--- START OF SUPPLIED DATA ---

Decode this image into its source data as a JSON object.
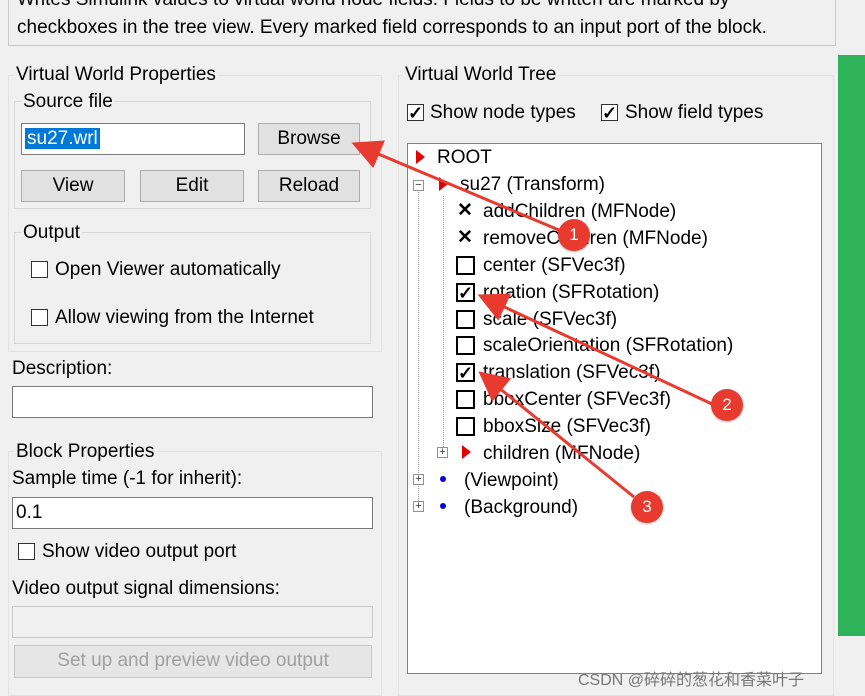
{
  "description": {
    "line1": "Writes Simulink values to virtual world node fields. Fields to be written are marked by",
    "line2": "checkboxes in the tree view. Every marked field corresponds to an input port of the block."
  },
  "vw_properties": {
    "title": "Virtual World Properties",
    "source_file": {
      "title": "Source file",
      "value": "su27.wrl",
      "browse_label": "Browse",
      "view_label": "View",
      "edit_label": "Edit",
      "reload_label": "Reload"
    },
    "output": {
      "title": "Output",
      "open_viewer_label": "Open Viewer automatically",
      "allow_internet_label": "Allow viewing from the Internet",
      "open_viewer_checked": false,
      "allow_internet_checked": false
    },
    "description_label": "Description:",
    "description_value": ""
  },
  "block_properties": {
    "title": "Block Properties",
    "sample_time_label": "Sample time (-1 for inherit):",
    "sample_time_value": "0.1",
    "show_video_label": "Show video output port",
    "show_video_checked": false,
    "video_dims_label": "Video output signal dimensions:",
    "video_dims_value": "",
    "setup_button_label": "Set up and preview video output"
  },
  "tree": {
    "title": "Virtual World Tree",
    "show_node_types_label": "Show node types",
    "show_field_types_label": "Show field types",
    "show_node_types_checked": true,
    "show_field_types_checked": true,
    "root_label": "ROOT",
    "su27_label": "su27 (Transform)",
    "fields": [
      {
        "label": "addChildren (MFNode)",
        "state": "x"
      },
      {
        "label": "removeChildren (MFNode)",
        "state": "x"
      },
      {
        "label": "center (SFVec3f)",
        "state": "unchecked"
      },
      {
        "label": "rotation (SFRotation)",
        "state": "checked"
      },
      {
        "label": "scale (SFVec3f)",
        "state": "unchecked"
      },
      {
        "label": "scaleOrientation (SFRotation)",
        "state": "unchecked"
      },
      {
        "label": "translation (SFVec3f)",
        "state": "checked"
      },
      {
        "label": "bboxCenter (SFVec3f)",
        "state": "unchecked"
      },
      {
        "label": "bboxSize (SFVec3f)",
        "state": "unchecked"
      }
    ],
    "children_label": "children (MFNode)",
    "viewpoint_label": "(Viewpoint)",
    "background_label": "(Background)"
  },
  "annotations": {
    "badge1": "1",
    "badge2": "2",
    "badge3": "3",
    "color": "#e83a2f"
  },
  "watermark": "CSDN @碎碎的葱花和香菜叶子",
  "colors": {
    "selection": "#0078d7",
    "tree_node_triangle": "#e00000",
    "tree_node_dot": "#0000e0",
    "right_strip": "#2fb35a"
  }
}
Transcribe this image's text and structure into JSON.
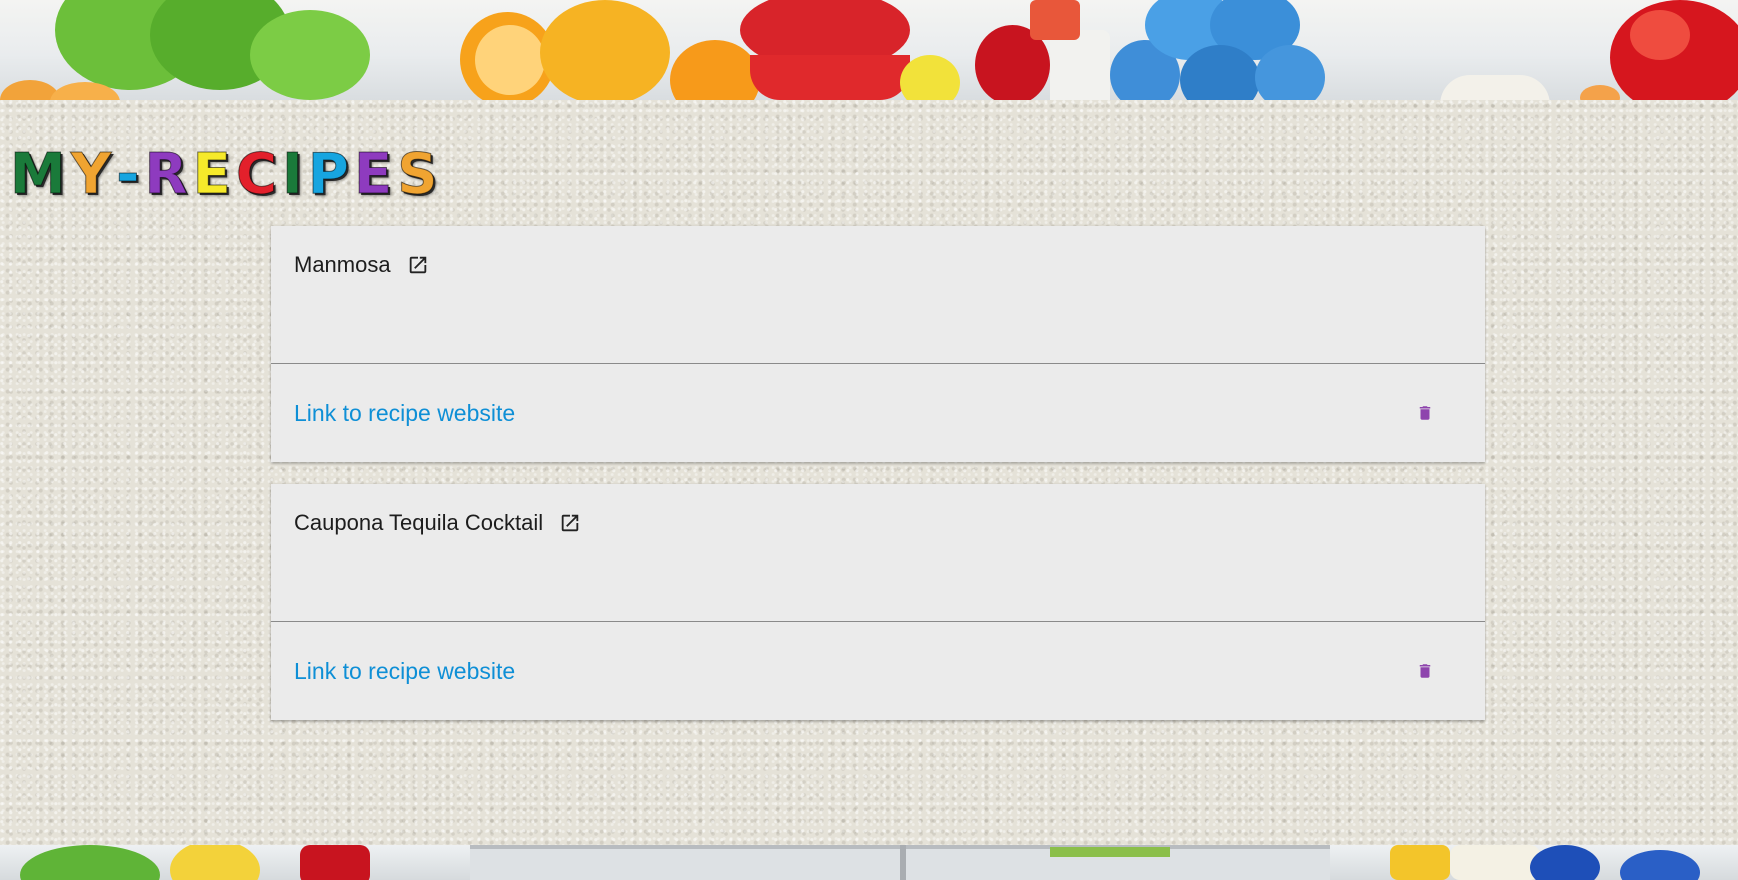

--- END OF SUPPLIED DATA ---

▸ **TASK DIRECTIONS**
Quote every record above exactly, leaving out any pictures.

▸ **RESULT**
Decode this image into its source data as a JSON object.
{
  "description": {
    "line1": "Writes Simulink values to virtual world node fields. Fields to be written are marked by",
    "line2": "checkboxes in the tree view. Every marked field corresponds to an input port of the block."
  },
  "vw_properties": {
    "title": "Virtual World Properties",
    "source_file": {
      "title": "Source file",
      "value": "su27.wrl",
      "browse_label": "Browse",
      "view_label": "View",
      "edit_label": "Edit",
      "reload_label": "Reload"
    },
    "output": {
      "title": "Output",
      "open_viewer_label": "Open Viewer automatically",
      "allow_internet_label": "Allow viewing from the Internet",
      "open_viewer_checked": false,
      "allow_internet_checked": false
    },
    "description_label": "Description:",
    "description_value": ""
  },
  "block_properties": {
    "title": "Block Properties",
    "sample_time_label": "Sample time (-1 for inherit):",
    "sample_time_value": "0.1",
    "show_video_label": "Show video output port",
    "show_video_checked": false,
    "video_dims_label": "Video output signal dimensions:",
    "video_dims_value": "",
    "setup_button_label": "Set up and preview video output"
  },
  "tree": {
    "title": "Virtual World Tree",
    "show_node_types_label": "Show node types",
    "show_field_types_label": "Show field types",
    "show_node_types_checked": true,
    "show_field_types_checked": true,
    "root_label": "ROOT",
    "su27_label": "su27 (Transform)",
    "fields": [
      {
        "label": "addChildren (MFNode)",
        "state": "x"
      },
      {
        "label": "removeChildren (MFNode)",
        "state": "x"
      },
      {
        "label": "center (SFVec3f)",
        "state": "unchecked"
      },
      {
        "label": "rotation (SFRotation)",
        "state": "checked"
      },
      {
        "label": "scale (SFVec3f)",
        "state": "unchecked"
      },
      {
        "label": "scaleOrientation (SFRotation)",
        "state": "unchecked"
      },
      {
        "label": "translation (SFVec3f)",
        "state": "checked"
      },
      {
        "label": "bboxCenter (SFVec3f)",
        "state": "unchecked"
      },
      {
        "label": "bboxSize (SFVec3f)",
        "state": "unchecked"
      }
    ],
    "children_label": "children (MFNode)",
    "viewpoint_label": "(Viewpoint)",
    "background_label": "(Background)"
  },
  "annotations": {
    "badge1": "1",
    "badge2": "2",
    "badge3": "3",
    "color": "#e83a2f"
  },
  "watermark": "CSDN @碎碎的葱花和香菜叶子",
  "colors": {
    "selection": "#0078d7",
    "tree_node_triangle": "#e00000",
    "tree_node_dot": "#0000e0",
    "right_strip": "#2fb35a"
  }
}
Transcribe this image's text and structure into JSON.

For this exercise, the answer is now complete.